Records for the exercise:

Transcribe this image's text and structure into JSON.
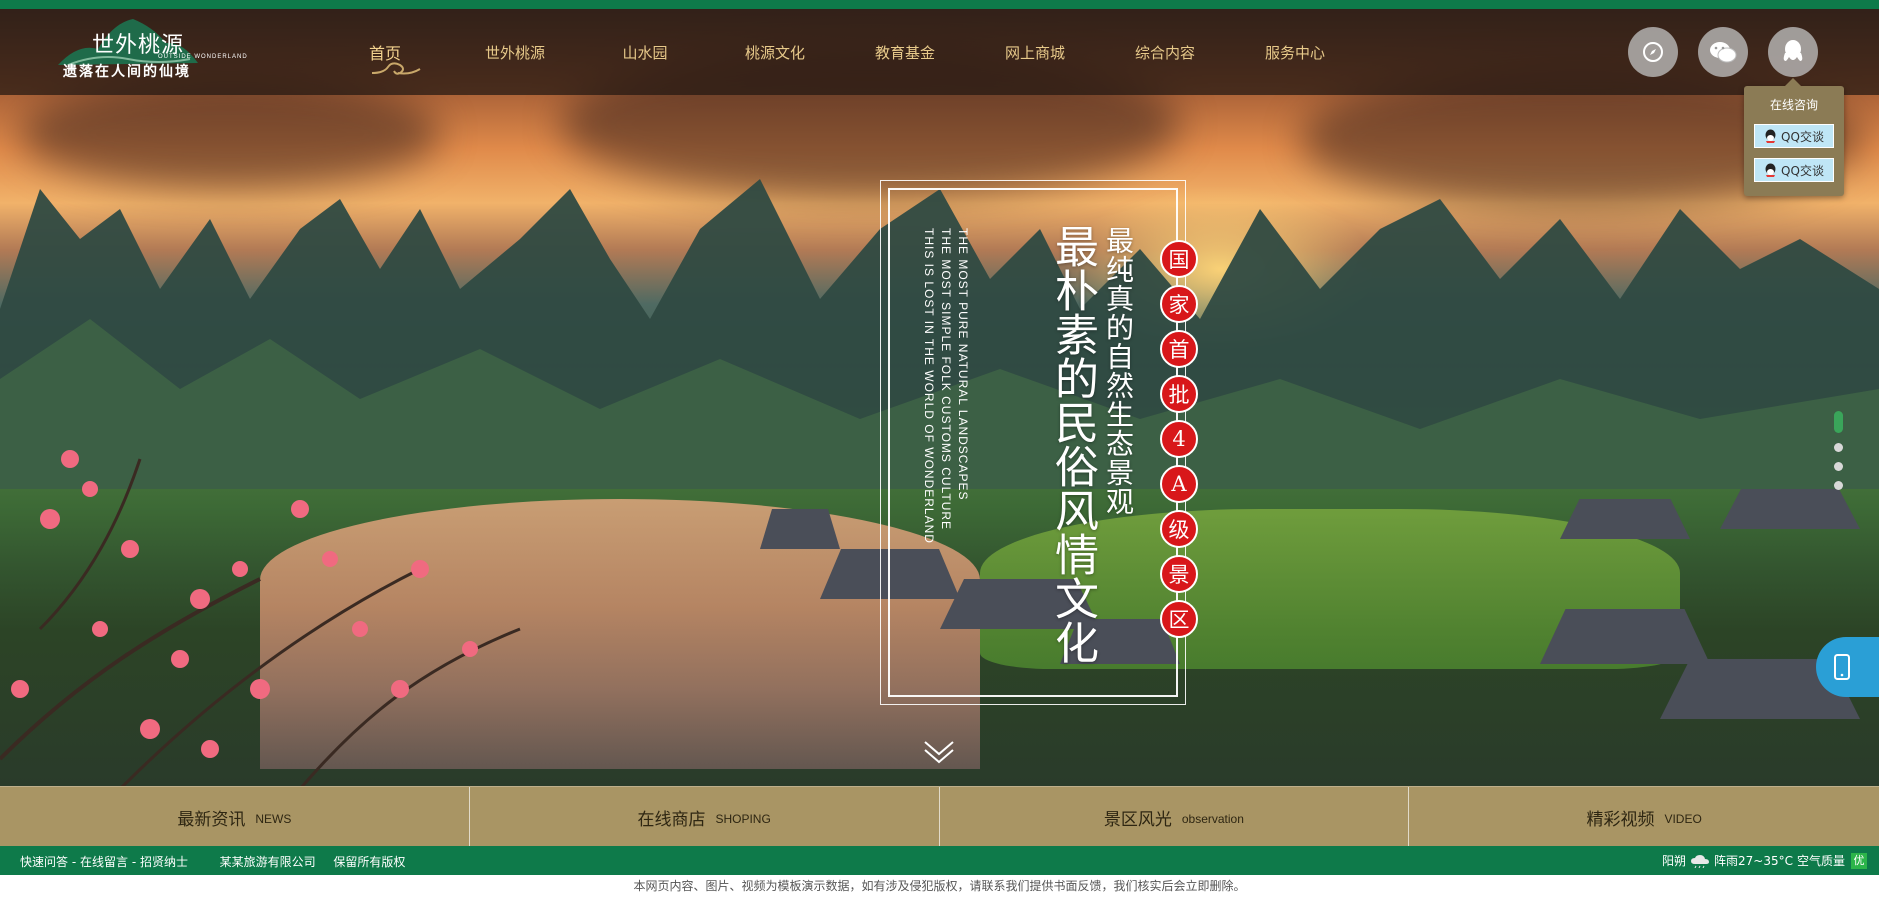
{
  "header": {
    "logo_cn": "世外桃源",
    "logo_en": "OUTSIDE WONDERLAND",
    "logo_tagline": "遗落在人间的仙境"
  },
  "nav": [
    {
      "label": "首页",
      "active": true
    },
    {
      "label": "世外桃源"
    },
    {
      "label": "山水园"
    },
    {
      "label": "桃源文化"
    },
    {
      "label": "教育基金"
    },
    {
      "label": "网上商城"
    },
    {
      "label": "综合内容"
    },
    {
      "label": "服务中心"
    }
  ],
  "header_icons": [
    "compass-icon",
    "wechat-icon",
    "qq-icon"
  ],
  "consult": {
    "title": "在线咨询",
    "buttons": [
      "QQ交谈",
      "QQ交谈"
    ]
  },
  "hero": {
    "english_lines": [
      "THE MOST PURE NATURAL LANDSCAPES",
      "THE MOST SIMPLE FOLK CUSTOMS CULTURE",
      "THIS IS LOST IN THE WORLD OF WONDERLAND"
    ],
    "slogan_1": "最纯真的自然生态景观",
    "slogan_2": "最朴素的民俗风情文化",
    "badge_chars": [
      "国",
      "家",
      "首",
      "批",
      "4",
      "A",
      "级",
      "景",
      "区"
    ]
  },
  "categories": [
    {
      "cn": "最新资讯",
      "en": "NEWS"
    },
    {
      "cn": "在线商店",
      "en": "SHOPING"
    },
    {
      "cn": "景区风光",
      "en": "observation"
    },
    {
      "cn": "精彩视频",
      "en": "VIDEO"
    }
  ],
  "footer": {
    "quick_q": "快速问答",
    "message": "在线留言",
    "recruit": "招贤纳士",
    "sep": " - ",
    "company": "某某旅游有限公司",
    "rights": "保留所有版权",
    "weather_day": "阳朔",
    "weather_desc": "阵雨27~35°C",
    "air_label": "空气质量",
    "air_value": "优"
  },
  "disclaimer": "本网页内容、图片、视频为模板演示数据，如有涉及侵犯版权，请联系我们提供书面反馈，我们核实后会立即删除。",
  "colors": {
    "brand_green": "#0e7a4a",
    "nav_gold": "#e7c98a",
    "category_bar": "#a38d58",
    "badge_red": "#d8171a",
    "qq_blue": "#bfe6f6"
  },
  "slider": {
    "count": 4,
    "active_index": 0
  }
}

What you should do: Using the data above, print every line exactly, omitting pictures.

The response:
Transcribe this image's text and structure into JSON.
{
  "header": {
    "logo_cn": "世外桃源",
    "logo_en": "OUTSIDE WONDERLAND",
    "logo_tagline": "遗落在人间的仙境"
  },
  "nav": [
    {
      "label": "首页",
      "active": true
    },
    {
      "label": "世外桃源"
    },
    {
      "label": "山水园"
    },
    {
      "label": "桃源文化"
    },
    {
      "label": "教育基金"
    },
    {
      "label": "网上商城"
    },
    {
      "label": "综合内容"
    },
    {
      "label": "服务中心"
    }
  ],
  "header_icons": [
    "compass-icon",
    "wechat-icon",
    "qq-icon"
  ],
  "consult": {
    "title": "在线咨询",
    "buttons": [
      "QQ交谈",
      "QQ交谈"
    ]
  },
  "hero": {
    "english_lines": [
      "THE MOST PURE NATURAL LANDSCAPES",
      "THE MOST SIMPLE FOLK CUSTOMS CULTURE",
      "THIS IS LOST IN THE WORLD OF WONDERLAND"
    ],
    "slogan_1": "最纯真的自然生态景观",
    "slogan_2": "最朴素的民俗风情文化",
    "badge_chars": [
      "国",
      "家",
      "首",
      "批",
      "4",
      "A",
      "级",
      "景",
      "区"
    ]
  },
  "categories": [
    {
      "cn": "最新资讯",
      "en": "NEWS"
    },
    {
      "cn": "在线商店",
      "en": "SHOPING"
    },
    {
      "cn": "景区风光",
      "en": "observation"
    },
    {
      "cn": "精彩视频",
      "en": "VIDEO"
    }
  ],
  "footer": {
    "quick_q": "快速问答",
    "message": "在线留言",
    "recruit": "招贤纳士",
    "sep": " - ",
    "company": "某某旅游有限公司",
    "rights": "保留所有版权",
    "weather_day": "阳朔",
    "weather_desc": "阵雨27~35°C",
    "air_label": "空气质量",
    "air_value": "优"
  },
  "disclaimer": "本网页内容、图片、视频为模板演示数据，如有涉及侵犯版权，请联系我们提供书面反馈，我们核实后会立即删除。",
  "colors": {
    "brand_green": "#0e7a4a",
    "nav_gold": "#e7c98a",
    "category_bar": "#a38d58",
    "badge_red": "#d8171a",
    "qq_blue": "#bfe6f6"
  },
  "slider": {
    "count": 4,
    "active_index": 0
  }
}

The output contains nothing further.